[Problem requirements]
Which lines below hold the word "Mortalität"? Copy all of them.

Dataset rows about figures:
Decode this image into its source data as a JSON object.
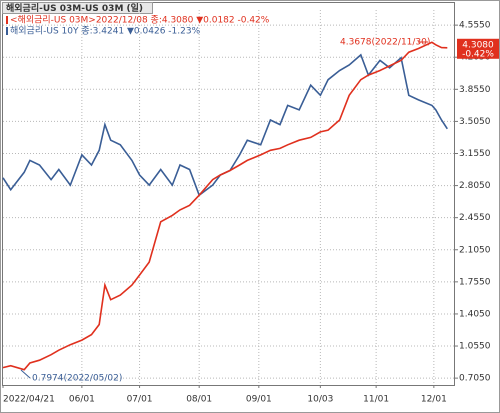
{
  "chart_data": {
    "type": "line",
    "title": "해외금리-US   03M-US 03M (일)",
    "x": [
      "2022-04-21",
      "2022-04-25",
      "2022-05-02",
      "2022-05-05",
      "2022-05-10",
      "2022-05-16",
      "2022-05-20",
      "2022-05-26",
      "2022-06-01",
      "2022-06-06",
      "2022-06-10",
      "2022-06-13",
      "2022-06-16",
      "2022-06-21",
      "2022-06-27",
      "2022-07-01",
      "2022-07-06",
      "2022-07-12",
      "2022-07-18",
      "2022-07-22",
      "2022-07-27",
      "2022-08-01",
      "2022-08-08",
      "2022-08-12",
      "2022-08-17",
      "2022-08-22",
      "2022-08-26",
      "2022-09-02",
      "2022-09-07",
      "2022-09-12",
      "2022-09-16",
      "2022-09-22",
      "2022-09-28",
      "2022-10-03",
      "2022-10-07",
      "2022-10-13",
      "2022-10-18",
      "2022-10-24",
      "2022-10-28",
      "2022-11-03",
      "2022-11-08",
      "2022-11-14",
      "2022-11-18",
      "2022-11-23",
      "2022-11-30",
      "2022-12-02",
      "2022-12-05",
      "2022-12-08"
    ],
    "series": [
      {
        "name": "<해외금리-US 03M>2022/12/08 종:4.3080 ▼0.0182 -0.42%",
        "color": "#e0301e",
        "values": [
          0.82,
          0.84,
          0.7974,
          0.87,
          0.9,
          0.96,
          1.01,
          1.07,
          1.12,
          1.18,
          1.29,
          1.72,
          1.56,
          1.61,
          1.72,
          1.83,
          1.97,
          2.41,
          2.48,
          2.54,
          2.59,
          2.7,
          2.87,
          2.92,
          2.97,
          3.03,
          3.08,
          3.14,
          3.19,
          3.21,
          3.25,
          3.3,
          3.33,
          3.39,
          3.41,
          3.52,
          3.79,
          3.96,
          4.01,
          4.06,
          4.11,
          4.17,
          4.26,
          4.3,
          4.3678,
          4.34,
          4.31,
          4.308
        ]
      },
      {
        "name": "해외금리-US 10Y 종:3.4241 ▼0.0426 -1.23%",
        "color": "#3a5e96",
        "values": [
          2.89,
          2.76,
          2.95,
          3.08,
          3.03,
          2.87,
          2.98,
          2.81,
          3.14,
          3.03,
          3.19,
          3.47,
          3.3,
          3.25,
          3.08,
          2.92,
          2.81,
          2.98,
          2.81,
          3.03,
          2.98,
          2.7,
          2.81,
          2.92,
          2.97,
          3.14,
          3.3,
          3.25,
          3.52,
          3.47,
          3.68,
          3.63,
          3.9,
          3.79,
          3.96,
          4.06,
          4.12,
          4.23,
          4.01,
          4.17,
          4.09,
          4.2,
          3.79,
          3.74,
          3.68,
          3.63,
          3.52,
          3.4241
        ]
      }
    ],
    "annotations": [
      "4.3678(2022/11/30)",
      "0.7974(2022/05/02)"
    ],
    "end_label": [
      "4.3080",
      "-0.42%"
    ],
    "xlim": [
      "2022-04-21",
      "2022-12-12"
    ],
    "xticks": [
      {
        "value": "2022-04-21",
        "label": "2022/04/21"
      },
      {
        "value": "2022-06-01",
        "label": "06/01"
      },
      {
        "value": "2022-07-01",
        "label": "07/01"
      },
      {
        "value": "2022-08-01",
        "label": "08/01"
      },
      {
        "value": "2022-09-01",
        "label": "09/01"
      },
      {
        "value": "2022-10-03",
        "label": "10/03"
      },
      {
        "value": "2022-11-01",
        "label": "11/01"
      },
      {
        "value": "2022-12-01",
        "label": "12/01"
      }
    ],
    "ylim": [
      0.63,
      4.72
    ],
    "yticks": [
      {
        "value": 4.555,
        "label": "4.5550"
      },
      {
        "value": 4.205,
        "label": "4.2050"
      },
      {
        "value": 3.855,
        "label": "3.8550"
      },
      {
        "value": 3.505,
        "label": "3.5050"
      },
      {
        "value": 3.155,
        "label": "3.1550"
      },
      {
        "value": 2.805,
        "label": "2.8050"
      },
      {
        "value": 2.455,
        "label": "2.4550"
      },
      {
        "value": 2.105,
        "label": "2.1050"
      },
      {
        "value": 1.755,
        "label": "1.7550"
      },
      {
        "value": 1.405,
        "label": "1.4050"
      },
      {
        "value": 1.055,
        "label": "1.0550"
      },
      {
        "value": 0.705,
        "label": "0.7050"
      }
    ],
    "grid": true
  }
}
* * *
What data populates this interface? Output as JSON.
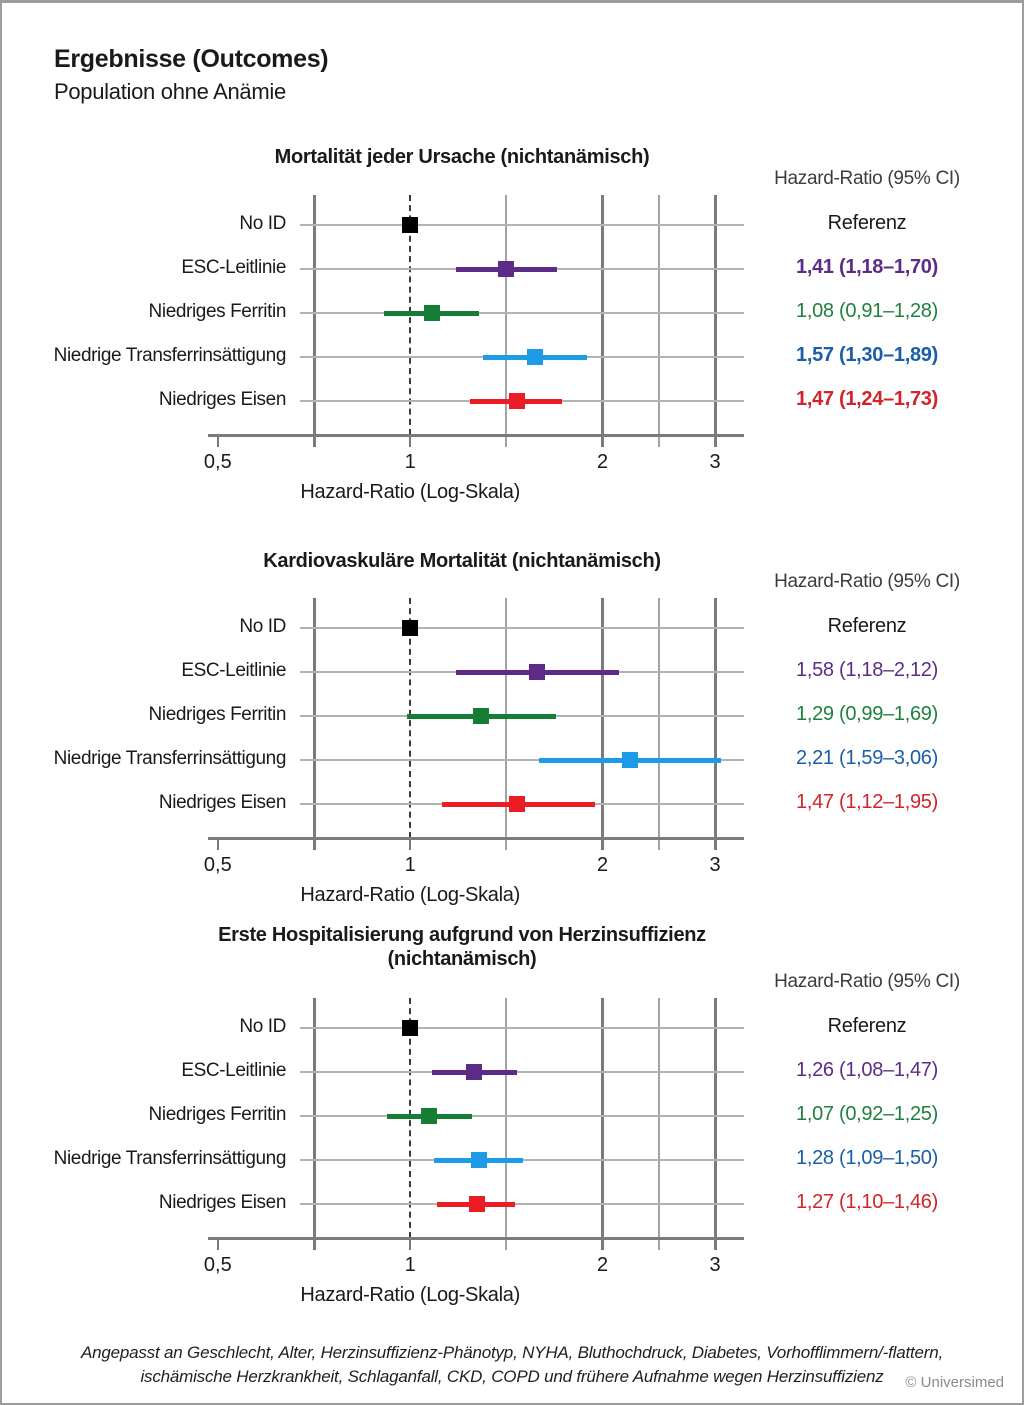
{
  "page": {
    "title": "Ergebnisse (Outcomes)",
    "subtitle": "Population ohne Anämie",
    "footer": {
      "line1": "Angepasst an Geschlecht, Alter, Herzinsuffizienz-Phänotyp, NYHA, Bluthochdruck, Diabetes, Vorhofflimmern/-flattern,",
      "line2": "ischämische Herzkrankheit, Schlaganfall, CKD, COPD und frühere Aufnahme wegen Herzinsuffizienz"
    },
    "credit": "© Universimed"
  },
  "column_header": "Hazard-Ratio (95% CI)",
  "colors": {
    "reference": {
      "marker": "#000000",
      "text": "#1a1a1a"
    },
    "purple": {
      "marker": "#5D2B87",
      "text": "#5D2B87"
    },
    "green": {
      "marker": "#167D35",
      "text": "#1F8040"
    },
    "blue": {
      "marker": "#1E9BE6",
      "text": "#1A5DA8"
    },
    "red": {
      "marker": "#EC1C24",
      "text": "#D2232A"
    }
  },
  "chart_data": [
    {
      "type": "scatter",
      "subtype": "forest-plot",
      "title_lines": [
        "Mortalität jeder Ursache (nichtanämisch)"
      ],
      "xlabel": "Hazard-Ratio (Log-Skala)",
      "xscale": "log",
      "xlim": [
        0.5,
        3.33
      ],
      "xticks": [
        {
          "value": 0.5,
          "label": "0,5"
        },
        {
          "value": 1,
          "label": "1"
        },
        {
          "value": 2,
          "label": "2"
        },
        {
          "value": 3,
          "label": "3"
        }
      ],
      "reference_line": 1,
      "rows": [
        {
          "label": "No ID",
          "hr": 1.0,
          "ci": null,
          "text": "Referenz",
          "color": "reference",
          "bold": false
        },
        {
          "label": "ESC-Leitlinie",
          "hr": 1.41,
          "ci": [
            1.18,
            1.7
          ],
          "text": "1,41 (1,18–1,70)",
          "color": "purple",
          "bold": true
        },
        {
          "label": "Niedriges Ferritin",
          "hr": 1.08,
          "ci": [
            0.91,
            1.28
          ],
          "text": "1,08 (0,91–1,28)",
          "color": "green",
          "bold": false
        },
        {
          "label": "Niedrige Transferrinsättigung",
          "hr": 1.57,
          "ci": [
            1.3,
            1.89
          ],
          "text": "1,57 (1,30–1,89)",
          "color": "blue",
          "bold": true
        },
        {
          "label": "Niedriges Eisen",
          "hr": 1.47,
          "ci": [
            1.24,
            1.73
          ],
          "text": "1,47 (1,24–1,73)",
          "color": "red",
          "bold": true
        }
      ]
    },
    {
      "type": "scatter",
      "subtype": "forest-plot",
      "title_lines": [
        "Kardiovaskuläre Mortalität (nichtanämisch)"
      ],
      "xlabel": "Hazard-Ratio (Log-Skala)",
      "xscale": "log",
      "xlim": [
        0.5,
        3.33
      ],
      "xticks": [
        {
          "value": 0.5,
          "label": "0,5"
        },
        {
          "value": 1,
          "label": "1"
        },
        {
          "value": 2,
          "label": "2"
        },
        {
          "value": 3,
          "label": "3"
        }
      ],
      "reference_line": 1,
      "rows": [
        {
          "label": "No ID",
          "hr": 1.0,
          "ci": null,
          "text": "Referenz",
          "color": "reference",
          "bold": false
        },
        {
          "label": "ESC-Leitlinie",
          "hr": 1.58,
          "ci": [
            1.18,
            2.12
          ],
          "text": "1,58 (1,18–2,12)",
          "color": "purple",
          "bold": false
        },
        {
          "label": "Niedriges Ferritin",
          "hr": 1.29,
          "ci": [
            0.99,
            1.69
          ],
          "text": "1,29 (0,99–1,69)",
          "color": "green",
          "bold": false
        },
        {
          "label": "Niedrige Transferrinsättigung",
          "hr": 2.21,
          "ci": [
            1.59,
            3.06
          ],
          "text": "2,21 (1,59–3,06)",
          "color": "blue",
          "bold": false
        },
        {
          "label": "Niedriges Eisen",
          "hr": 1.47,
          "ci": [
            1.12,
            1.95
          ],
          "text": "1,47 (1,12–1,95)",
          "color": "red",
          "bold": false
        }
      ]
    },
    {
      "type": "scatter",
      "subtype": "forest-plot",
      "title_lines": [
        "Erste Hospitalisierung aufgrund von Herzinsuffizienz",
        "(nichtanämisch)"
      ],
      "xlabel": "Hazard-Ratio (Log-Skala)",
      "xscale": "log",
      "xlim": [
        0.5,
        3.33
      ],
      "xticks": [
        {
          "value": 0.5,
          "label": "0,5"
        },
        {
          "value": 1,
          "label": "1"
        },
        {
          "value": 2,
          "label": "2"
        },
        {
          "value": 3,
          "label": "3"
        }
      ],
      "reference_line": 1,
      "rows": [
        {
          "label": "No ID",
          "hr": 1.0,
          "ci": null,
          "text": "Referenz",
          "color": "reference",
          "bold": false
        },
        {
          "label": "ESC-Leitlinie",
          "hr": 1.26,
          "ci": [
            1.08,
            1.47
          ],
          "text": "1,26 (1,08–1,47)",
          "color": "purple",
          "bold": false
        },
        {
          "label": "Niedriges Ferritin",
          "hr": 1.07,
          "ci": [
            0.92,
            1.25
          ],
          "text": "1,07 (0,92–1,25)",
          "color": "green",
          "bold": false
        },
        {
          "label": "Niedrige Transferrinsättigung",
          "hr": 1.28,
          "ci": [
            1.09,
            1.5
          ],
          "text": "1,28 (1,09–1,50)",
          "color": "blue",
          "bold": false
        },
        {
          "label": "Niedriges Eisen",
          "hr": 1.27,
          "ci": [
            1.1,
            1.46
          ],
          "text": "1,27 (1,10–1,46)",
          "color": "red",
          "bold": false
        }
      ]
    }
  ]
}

[Written solution]
        "Mortalität jeder Ursache (nichtanämisch)"
        "Kardiovaskuläre Mortalität (nichtanämisch)"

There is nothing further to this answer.